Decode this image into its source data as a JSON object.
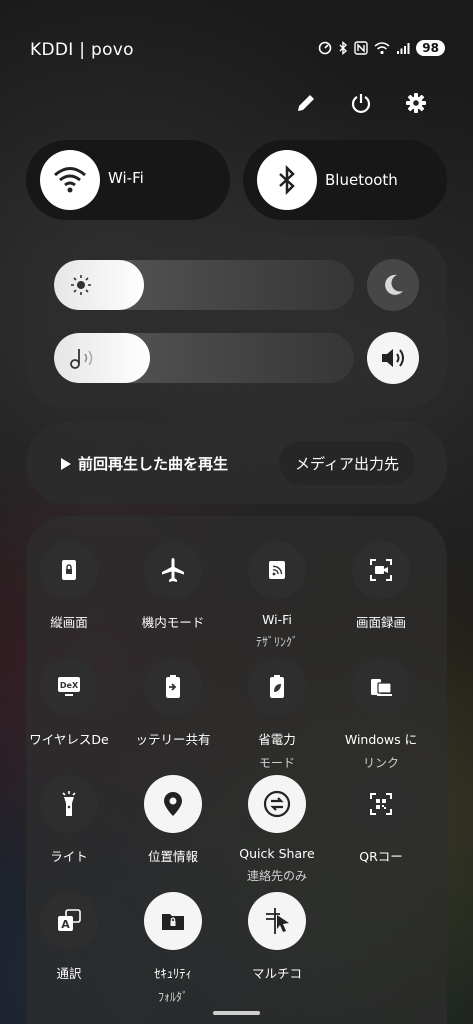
{
  "status_bar": {
    "carrier": "KDDI | povo",
    "battery": "98"
  },
  "connectivity": {
    "wifi": {
      "label": "Wi-Fi",
      "network": ""
    },
    "bluetooth": {
      "label": "Bluetooth"
    }
  },
  "media": {
    "play_label": "前回再生した曲を再生",
    "output_label": "メディア出力先"
  },
  "sliders": {
    "brightness_level": 0.3,
    "volume_level": 0.32
  },
  "tiles": [
    {
      "label": "縦画面",
      "sub": "",
      "icon": "portrait-lock-icon",
      "on": false
    },
    {
      "label": "機内モード",
      "sub": "",
      "icon": "airplane-icon",
      "on": false
    },
    {
      "label": "Wi-Fi",
      "sub": "ﾃｻﾞﾘﾝｸﾞ",
      "icon": "hotspot-icon",
      "on": false
    },
    {
      "label": "画面録画",
      "sub": "",
      "icon": "screen-record-icon",
      "on": false
    },
    {
      "label": "ワイヤレスDe",
      "sub": "",
      "icon": "dex-icon",
      "on": false
    },
    {
      "label": "ッテリー共有",
      "sub": "",
      "icon": "battery-share-icon",
      "on": false
    },
    {
      "label": "省電力",
      "sub": "モード",
      "icon": "power-saving-icon",
      "on": false
    },
    {
      "label": "Windows に",
      "sub": "リンク",
      "icon": "link-to-windows-icon",
      "on": false
    },
    {
      "label": "ライト",
      "sub": "",
      "icon": "flashlight-icon",
      "on": false
    },
    {
      "label": "位置情報",
      "sub": "",
      "icon": "location-icon",
      "on": true
    },
    {
      "label": "Quick Share",
      "sub": "連絡先のみ",
      "icon": "quick-share-icon",
      "on": true
    },
    {
      "label": "QRコー",
      "sub": "",
      "icon": "qr-code-icon",
      "on": false
    },
    {
      "label": "通訳",
      "sub": "",
      "icon": "interpreter-icon",
      "on": false
    },
    {
      "label": "ｾｷｭﾘﾃｨ",
      "sub": "ﾌｫﾙﾀﾞ",
      "icon": "secure-folder-icon",
      "on": true
    },
    {
      "label": "マルチコ",
      "sub": "",
      "icon": "multi-control-icon",
      "on": true
    }
  ]
}
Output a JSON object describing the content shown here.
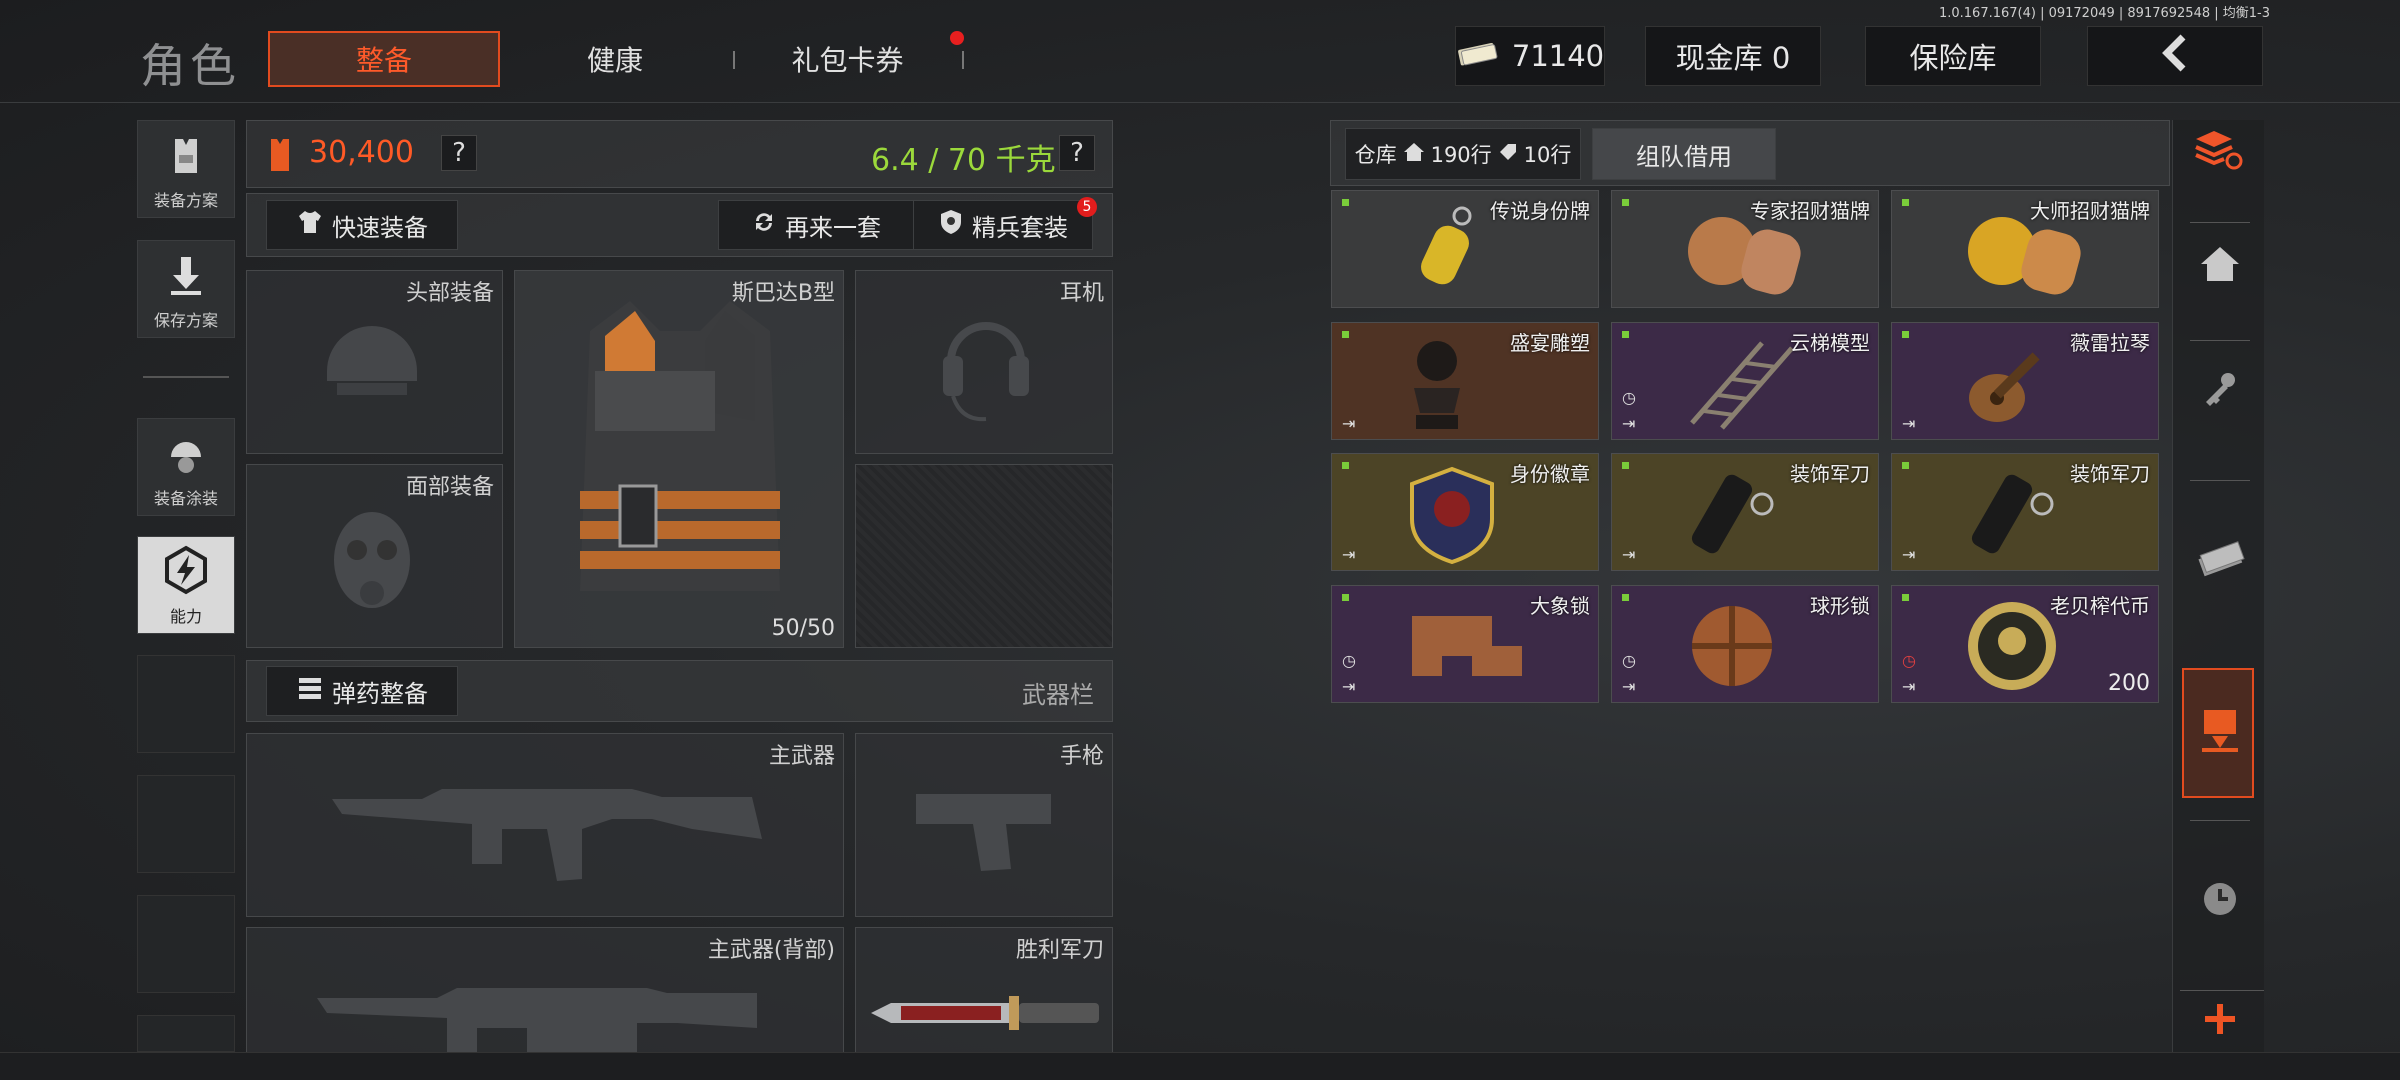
{
  "version": "1.0.167.167(4) | 09172049 | 8917692548 | 均衡1-3",
  "nav": {
    "title": "角色",
    "tabs": [
      {
        "label": "整备",
        "active": true
      },
      {
        "label": "健康",
        "active": false
      },
      {
        "label": "礼包卡券",
        "active": false
      }
    ]
  },
  "topbar": {
    "money": "71140",
    "cash_vault": "现金库 0",
    "insurance": "保险库",
    "back_icon": "chevron-left-icon"
  },
  "left_rail": [
    {
      "label": "装备方案",
      "icon": "vest-icon"
    },
    {
      "label": "保存方案",
      "icon": "download-icon"
    },
    {
      "label": "装备涂装",
      "icon": "helmet-paint-icon"
    },
    {
      "label": "能力",
      "icon": "lightning-hex-icon",
      "selected": true
    }
  ],
  "loadout": {
    "value": "30,400",
    "weight": "6.4 / 70 千克",
    "quick_equip": "快速装备",
    "again": "再来一套",
    "elite": "精兵套装",
    "elite_badge": "5",
    "slots": {
      "head": "头部装备",
      "face": "面部装备",
      "armor": "斯巴达B型",
      "armor_durability": "50/50",
      "headset": "耳机"
    },
    "ammo_btn": "弹药整备",
    "weapon_bar": "武器栏",
    "weapons": {
      "primary": "主武器",
      "pistol": "手枪",
      "primary_back": "主武器(背部)",
      "knife": "胜利军刀"
    }
  },
  "warehouse": {
    "label": "仓库",
    "rows": "190行",
    "rows2": "10行",
    "team_borrow": "组队借用",
    "items": [
      {
        "name": "传说身份牌",
        "color": "gray",
        "icon": "dogtag-icon"
      },
      {
        "name": "专家招财猫牌",
        "color": "gray",
        "icon": "lucky-cat-icon"
      },
      {
        "name": "大师招财猫牌",
        "color": "gray",
        "icon": "lucky-cat-gold-icon"
      },
      {
        "name": "盛宴雕塑",
        "color": "brown",
        "icon": "bust-icon"
      },
      {
        "name": "云梯模型",
        "color": "purple",
        "icon": "ladder-icon"
      },
      {
        "name": "薇雷拉琴",
        "color": "purple",
        "icon": "guitar-icon"
      },
      {
        "name": "身份徽章",
        "color": "gold",
        "icon": "badge-icon"
      },
      {
        "name": "装饰军刀",
        "color": "gold",
        "icon": "lighter-icon"
      },
      {
        "name": "装饰军刀",
        "color": "gold",
        "icon": "lighter-icon"
      },
      {
        "name": "大象锁",
        "color": "purple",
        "icon": "wood-puzzle-icon"
      },
      {
        "name": "球形锁",
        "color": "purple",
        "icon": "ball-puzzle-icon"
      },
      {
        "name": "老贝榨代币",
        "color": "purple",
        "icon": "coin-icon",
        "count": "200"
      }
    ]
  },
  "right_rail": [
    "stack-refresh-icon",
    "home-icon",
    "key-icon",
    "cash-icon",
    "box-arrow-icon",
    "clock-icon",
    "plus-icon"
  ]
}
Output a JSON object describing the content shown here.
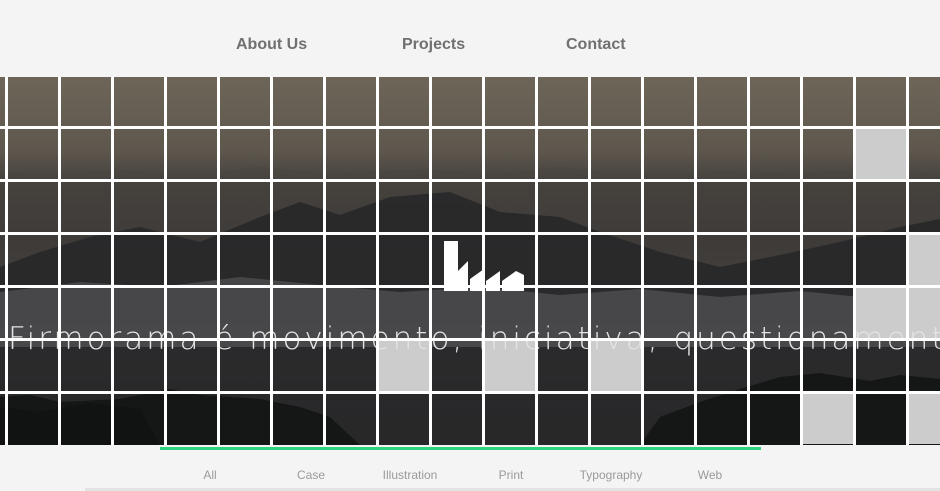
{
  "nav": {
    "about": "About Us",
    "projects": "Projects",
    "contact": "Contact"
  },
  "hero": {
    "tagline": "Firmorama é movimento, iniciativa, questionamento e mutação"
  },
  "filters": {
    "items": [
      "All",
      "Case",
      "Illustration",
      "Print",
      "Typography",
      "Web"
    ]
  },
  "colors": {
    "accent": "#2fd27d",
    "nav_text": "#707070",
    "filter_text": "#9a9a9a",
    "grid_line": "#ffffff",
    "grey_tile": "#cccccc"
  }
}
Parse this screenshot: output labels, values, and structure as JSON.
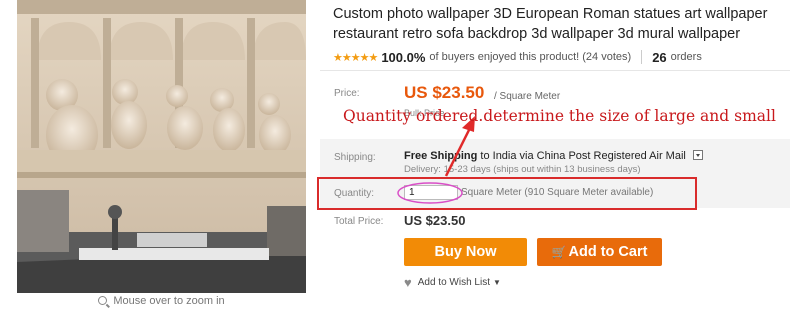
{
  "product": {
    "title": "Custom photo wallpaper 3D European Roman statues art wallpaper restaurant retro sofa backdrop 3d wallpaper 3d mural wallpaper",
    "stars": "★★★★★",
    "rating_pct": "100.0%",
    "rating_text": "of buyers enjoyed this product! (24 votes)",
    "orders_count": "26",
    "orders_label": "orders"
  },
  "price": {
    "label": "Price:",
    "value": "US $23.50",
    "unit": "/ Square Meter",
    "bulk_label": "Bulk Price"
  },
  "shipping": {
    "label": "Shipping:",
    "free": "Free Shipping",
    "dest": "to India via China Post Registered Air Mail",
    "delivery": "Delivery: 15-23 days (ships out within 13 business days)"
  },
  "quantity": {
    "label": "Quantity:",
    "value": "1",
    "unit_text": "Square Meter (910 Square Meter available)"
  },
  "total": {
    "label": "Total Price:",
    "value": "US $23.50"
  },
  "buttons": {
    "buy_now": "Buy Now",
    "add_to_cart": "Add to Cart"
  },
  "wishlist": {
    "label": "Add to Wish List"
  },
  "image": {
    "zoom_hint": "Mouse over to zoom in"
  },
  "annotation": {
    "text": "Quantity ordered.determine the size of large and small"
  },
  "colors": {
    "price": "#e8580c",
    "buy_now": "#f28b06",
    "add_to_cart": "#e86b0b",
    "annotation": "#c8191c",
    "stars": "#f39c12"
  }
}
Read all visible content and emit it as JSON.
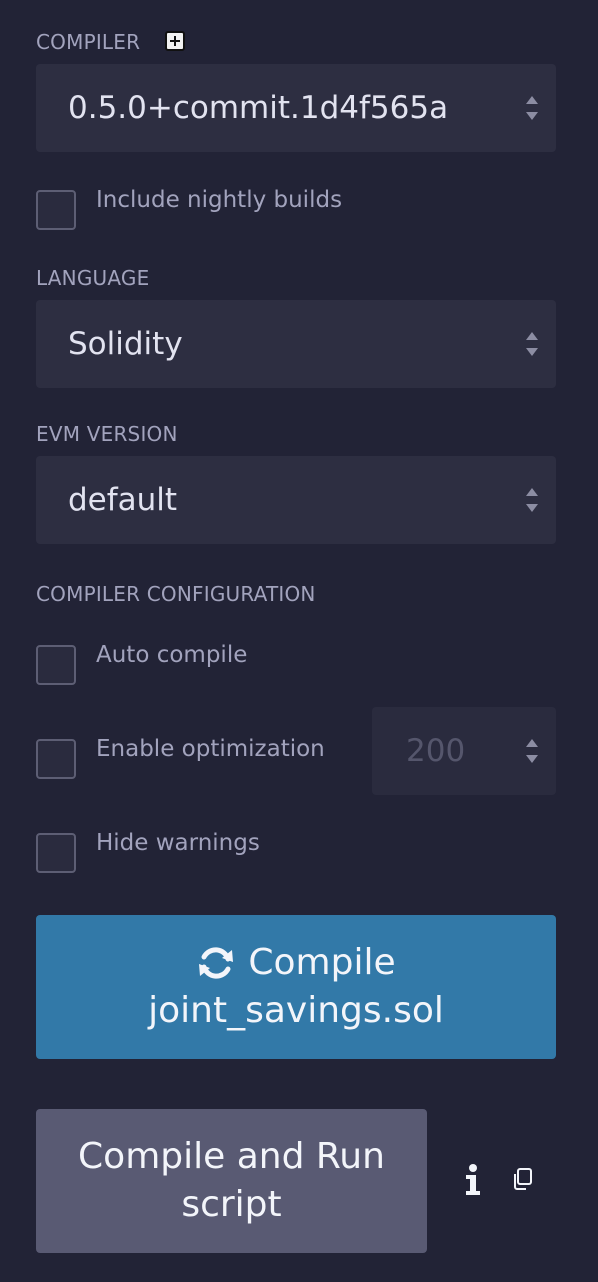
{
  "compiler": {
    "section_label": "COMPILER",
    "add_icon": "plus-square-icon",
    "version": "0.5.0+commit.1d4f565a",
    "nightly_label": "Include nightly builds"
  },
  "language": {
    "section_label": "LANGUAGE",
    "value": "Solidity"
  },
  "evm": {
    "section_label": "EVM VERSION",
    "value": "default"
  },
  "config": {
    "section_label": "COMPILER CONFIGURATION",
    "auto_compile_label": "Auto compile",
    "optimization_label": "Enable optimization",
    "optimization_runs": "200",
    "hide_warnings_label": "Hide warnings"
  },
  "actions": {
    "compile_line1": "Compile",
    "compile_line2": "joint_savings.sol",
    "compile_icon": "sync-icon",
    "run_line1": "Compile and Run",
    "run_line2": "script",
    "info_icon": "info-icon",
    "copy_icon": "copy-icon"
  },
  "colors": {
    "background": "#222336",
    "field": "#2d2e41",
    "primary_button": "#3279a8",
    "secondary_button": "#595a73"
  }
}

--*--

### Problem to work on
List each line holding the string "JSON".

### The reply
Decode this image into its source data as a JSON object.
Output a JSON object describing the content shown here.
Output a JSON object describing the content shown here.
Parse this screenshot: output labels, values, and structure as JSON.
Read all visible content and emit it as JSON.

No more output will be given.